§ Quoted passage:
____

Vai Town Community, Robertsfield Highway

Liberia, West Africa

CAB Annual Activities Summary Report



Contact Person: Mr. Beyan G. Kota

National President/ CAB

                                                                     Office #: 231-6-510354







The Liberia Christian Association of the Blind (CAB) Inc. was established in April 1985 as an advocacy organization for the poor blind citizens of Liberia. In an effort to ensure the provision and equalization of opportunities to basic social services for the blind in Liberia, CAB undertook several program activities during the year under review to realize such dream. Activities for the year under review included the following: 


ACTIVITIES                                                                                                                              PAGE

  • a) CAB LAUDS FIRESTONE-LIBERIA ------------------------------------------ 2 & 3


  • b) FORMATION OF MARIFED ----------------------------------------------- 3 & 4


  • c) AFUB'S YOUTH WORKSHOP --------------------------------------------- 4 & 5


  • d) CAB's Extends Poultry and Piggery Projects ------------------------ 5 - 7




  • f) CAB COLLABORATES WITH WAEC AND USAID -------------------- 8




  • h) ACKNOWLEDGEMENT --------------------------------------------------------- 10




The Christian Association of the Blind (CAB) is commending the Management of Firestone Liberia for extending its Community Outreach Program to the institution.

Speaking during the turn- over ceremony on Friday, February 12, 2010 of the rehabilitated road leading from the Robertsfield High-way to the Resource Center of CAB, the National President of the Christian Association of the Blind, Beyan Kota, lauded the efforts of Firestone Liberia in lending a helping hand to the visually impaired brothers and sisters of Liberia.

Mr. Kota recalled that prior to the rehabilitation of the road by the Management of Firestone Liberia; it was extremely difficult for blind students to leave the center to go on the Robertsfield High-way due to the sandy terrain.

But he noted that with the completion of the rehabilitation works and landscaping of the campus and its surroundings, the blind themselves can wisely use their white cane with no much constraint to get on the main high-way. "Blind adults, youths and children have suffered from inaccessibility, many times they will travel all the way here but the car will be prevented from traveling to the center on the account of inaccessibility" Mr. Kota asserted.

He gave an account when a vehicle conveying supplies to the Center stuck in the sand owing to the bad road condition at the time, and created unnecessary financial burden for the institution.

"I remembered one time when we have brought in a 15-KVA generator, the truck stuck in the sand. We have to get the crane, the crane also got stuck, and that was too much problems and expenses for us" Mr. Kota said.

He then appealed to the Management of Firestone Liberia for food assistance on a monthly basis in a bid to help feed the growing student population of the center. Shortly before the turning over ceremony, students of the center were seen playing sports and other games which were not possible in the past because of the sandy nature of the area.

____

§ Data records:
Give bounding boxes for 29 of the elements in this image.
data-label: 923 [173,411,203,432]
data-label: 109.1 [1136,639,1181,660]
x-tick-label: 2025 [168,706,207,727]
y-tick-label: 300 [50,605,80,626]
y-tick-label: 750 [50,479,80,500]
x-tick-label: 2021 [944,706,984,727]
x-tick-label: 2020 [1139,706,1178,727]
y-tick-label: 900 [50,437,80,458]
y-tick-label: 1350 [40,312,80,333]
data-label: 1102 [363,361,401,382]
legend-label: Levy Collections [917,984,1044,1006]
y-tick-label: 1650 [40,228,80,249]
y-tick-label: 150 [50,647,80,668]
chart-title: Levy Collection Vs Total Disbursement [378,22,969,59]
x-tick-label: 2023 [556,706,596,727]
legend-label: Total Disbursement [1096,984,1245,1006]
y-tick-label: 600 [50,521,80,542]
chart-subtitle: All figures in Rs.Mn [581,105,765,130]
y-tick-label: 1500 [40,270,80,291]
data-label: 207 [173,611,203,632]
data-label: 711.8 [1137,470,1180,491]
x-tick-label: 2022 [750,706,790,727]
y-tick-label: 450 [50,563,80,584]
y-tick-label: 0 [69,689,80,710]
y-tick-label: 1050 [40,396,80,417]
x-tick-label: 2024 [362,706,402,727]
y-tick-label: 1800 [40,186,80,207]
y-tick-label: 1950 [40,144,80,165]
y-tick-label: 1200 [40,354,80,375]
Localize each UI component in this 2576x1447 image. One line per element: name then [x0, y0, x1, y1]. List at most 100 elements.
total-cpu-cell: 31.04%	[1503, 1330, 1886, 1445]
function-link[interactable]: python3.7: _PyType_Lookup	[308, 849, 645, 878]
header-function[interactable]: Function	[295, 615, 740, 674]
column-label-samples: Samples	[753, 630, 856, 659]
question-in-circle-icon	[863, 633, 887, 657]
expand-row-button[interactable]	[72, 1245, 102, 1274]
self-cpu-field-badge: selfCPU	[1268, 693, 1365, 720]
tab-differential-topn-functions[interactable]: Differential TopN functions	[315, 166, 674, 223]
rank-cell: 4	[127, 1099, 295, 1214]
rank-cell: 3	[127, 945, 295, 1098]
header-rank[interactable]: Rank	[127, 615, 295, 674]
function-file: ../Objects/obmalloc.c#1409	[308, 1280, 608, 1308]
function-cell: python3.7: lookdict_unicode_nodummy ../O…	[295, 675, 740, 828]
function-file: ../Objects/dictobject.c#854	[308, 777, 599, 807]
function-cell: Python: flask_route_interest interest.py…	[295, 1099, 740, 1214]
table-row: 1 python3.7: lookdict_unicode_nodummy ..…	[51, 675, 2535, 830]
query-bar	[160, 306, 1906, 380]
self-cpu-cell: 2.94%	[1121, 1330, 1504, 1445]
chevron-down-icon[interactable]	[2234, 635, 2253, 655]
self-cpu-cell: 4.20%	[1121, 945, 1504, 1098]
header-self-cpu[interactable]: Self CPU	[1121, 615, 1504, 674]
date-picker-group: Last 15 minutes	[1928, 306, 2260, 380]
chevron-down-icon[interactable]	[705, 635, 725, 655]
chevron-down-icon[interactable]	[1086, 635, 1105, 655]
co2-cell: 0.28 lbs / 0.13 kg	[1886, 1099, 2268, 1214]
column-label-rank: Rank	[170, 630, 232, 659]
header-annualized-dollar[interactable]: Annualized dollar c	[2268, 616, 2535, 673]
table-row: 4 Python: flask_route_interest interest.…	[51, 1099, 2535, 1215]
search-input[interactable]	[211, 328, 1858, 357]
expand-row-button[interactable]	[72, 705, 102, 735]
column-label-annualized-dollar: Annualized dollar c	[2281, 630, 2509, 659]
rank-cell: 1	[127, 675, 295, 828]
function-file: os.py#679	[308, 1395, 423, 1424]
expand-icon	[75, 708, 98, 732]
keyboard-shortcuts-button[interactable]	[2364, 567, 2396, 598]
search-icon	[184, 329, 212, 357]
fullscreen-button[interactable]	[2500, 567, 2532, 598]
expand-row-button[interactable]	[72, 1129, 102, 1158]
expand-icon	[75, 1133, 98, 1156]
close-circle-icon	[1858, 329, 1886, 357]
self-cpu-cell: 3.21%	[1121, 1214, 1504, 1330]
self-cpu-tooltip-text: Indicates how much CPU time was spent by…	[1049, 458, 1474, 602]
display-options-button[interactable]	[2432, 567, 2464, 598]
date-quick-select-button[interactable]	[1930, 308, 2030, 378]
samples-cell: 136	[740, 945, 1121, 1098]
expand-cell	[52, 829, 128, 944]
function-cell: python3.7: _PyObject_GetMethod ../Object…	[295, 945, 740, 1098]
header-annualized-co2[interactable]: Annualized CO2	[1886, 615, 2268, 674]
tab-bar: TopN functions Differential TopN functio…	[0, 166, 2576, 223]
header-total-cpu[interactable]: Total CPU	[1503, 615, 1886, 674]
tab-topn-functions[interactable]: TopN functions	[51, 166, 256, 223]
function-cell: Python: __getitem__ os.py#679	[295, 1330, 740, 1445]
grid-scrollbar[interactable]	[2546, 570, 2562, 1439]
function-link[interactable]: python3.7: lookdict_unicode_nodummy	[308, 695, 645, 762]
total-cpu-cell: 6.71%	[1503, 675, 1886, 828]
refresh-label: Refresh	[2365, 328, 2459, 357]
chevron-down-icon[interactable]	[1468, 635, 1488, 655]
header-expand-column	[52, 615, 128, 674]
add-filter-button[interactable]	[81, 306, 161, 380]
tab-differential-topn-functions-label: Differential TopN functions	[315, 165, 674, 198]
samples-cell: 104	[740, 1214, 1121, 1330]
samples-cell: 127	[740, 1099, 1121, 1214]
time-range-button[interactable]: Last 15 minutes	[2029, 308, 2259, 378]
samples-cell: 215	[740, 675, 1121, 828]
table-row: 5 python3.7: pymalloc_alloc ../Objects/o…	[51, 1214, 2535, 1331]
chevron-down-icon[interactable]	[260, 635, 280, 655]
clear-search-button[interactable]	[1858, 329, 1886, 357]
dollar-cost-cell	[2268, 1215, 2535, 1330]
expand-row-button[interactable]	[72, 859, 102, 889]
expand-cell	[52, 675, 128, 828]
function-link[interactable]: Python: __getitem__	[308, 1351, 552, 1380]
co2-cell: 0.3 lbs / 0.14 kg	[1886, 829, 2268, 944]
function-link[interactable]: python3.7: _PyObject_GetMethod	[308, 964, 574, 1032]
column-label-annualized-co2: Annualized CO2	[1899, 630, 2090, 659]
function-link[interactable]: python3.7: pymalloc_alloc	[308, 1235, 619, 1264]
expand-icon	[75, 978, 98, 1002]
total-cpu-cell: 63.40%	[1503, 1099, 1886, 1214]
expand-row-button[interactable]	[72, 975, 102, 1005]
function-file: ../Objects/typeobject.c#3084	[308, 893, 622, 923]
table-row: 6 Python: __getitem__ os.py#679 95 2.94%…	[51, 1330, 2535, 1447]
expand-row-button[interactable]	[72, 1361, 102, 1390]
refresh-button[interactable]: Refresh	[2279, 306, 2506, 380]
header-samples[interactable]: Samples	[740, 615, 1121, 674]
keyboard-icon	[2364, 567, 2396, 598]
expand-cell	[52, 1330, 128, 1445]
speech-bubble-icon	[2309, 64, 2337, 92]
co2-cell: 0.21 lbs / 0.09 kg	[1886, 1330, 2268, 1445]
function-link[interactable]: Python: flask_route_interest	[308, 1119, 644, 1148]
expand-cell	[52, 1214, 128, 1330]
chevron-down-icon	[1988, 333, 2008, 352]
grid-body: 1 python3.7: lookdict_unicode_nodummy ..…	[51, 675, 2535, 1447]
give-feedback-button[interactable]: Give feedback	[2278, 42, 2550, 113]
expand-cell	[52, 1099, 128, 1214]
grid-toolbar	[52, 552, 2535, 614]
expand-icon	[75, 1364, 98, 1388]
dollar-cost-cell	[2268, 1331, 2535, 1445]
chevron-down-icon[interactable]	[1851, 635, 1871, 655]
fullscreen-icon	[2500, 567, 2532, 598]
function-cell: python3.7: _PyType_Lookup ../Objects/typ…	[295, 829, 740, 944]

____

§ Objectives:
a) Copy the listing from its first line down to the line containing "y-tick-label: 150 [50,647,80,668]", including both of those lines.
b) What would come next in the CAB report? Continue it from after its last sentence.
The CAB report and the listing come from unrelated sources.

§ Written responses:
a)
Give bounding boxes for 29 of the elements in this image.
data-label: 923 [173,411,203,432]
data-label: 109.1 [1136,639,1181,660]
x-tick-label: 2025 [168,706,207,727]
y-tick-label: 300 [50,605,80,626]
y-tick-label: 750 [50,479,80,500]
x-tick-label: 2021 [944,706,984,727]
x-tick-label: 2020 [1139,706,1178,727]
y-tick-label: 900 [50,437,80,458]
y-tick-label: 1350 [40,312,80,333]
data-label: 1102 [363,361,401,382]
legend-label: Levy Collections [917,984,1044,1006]
y-tick-label: 1650 [40,228,80,249]
y-tick-label: 150 [50,647,80,668]

b)
Earlier, the Public Affairs Manager of Firestone Liberia, G. Rufus Karmorh, said the Management of Firestone Liberia was delighted to complete the rehabilitation of the road leading to the resource center of the Christian Association of the Blind.  He added that "these are our fellow compatriots who are here that need to be cater to."

Mr. Karmorh used the occasion to call on other corporate entities to see the need to render assistance to CAB. "Firestone is just starting the process, and we hope that other corporate institutions will assist this institution" he said.

Firestone Liberia's Community Outreach Program renders assistance in the form of school materials distributions to various public and private schools around the country, construction of community hand-pumps, the rehabilitation of bridges, roads and other facilities.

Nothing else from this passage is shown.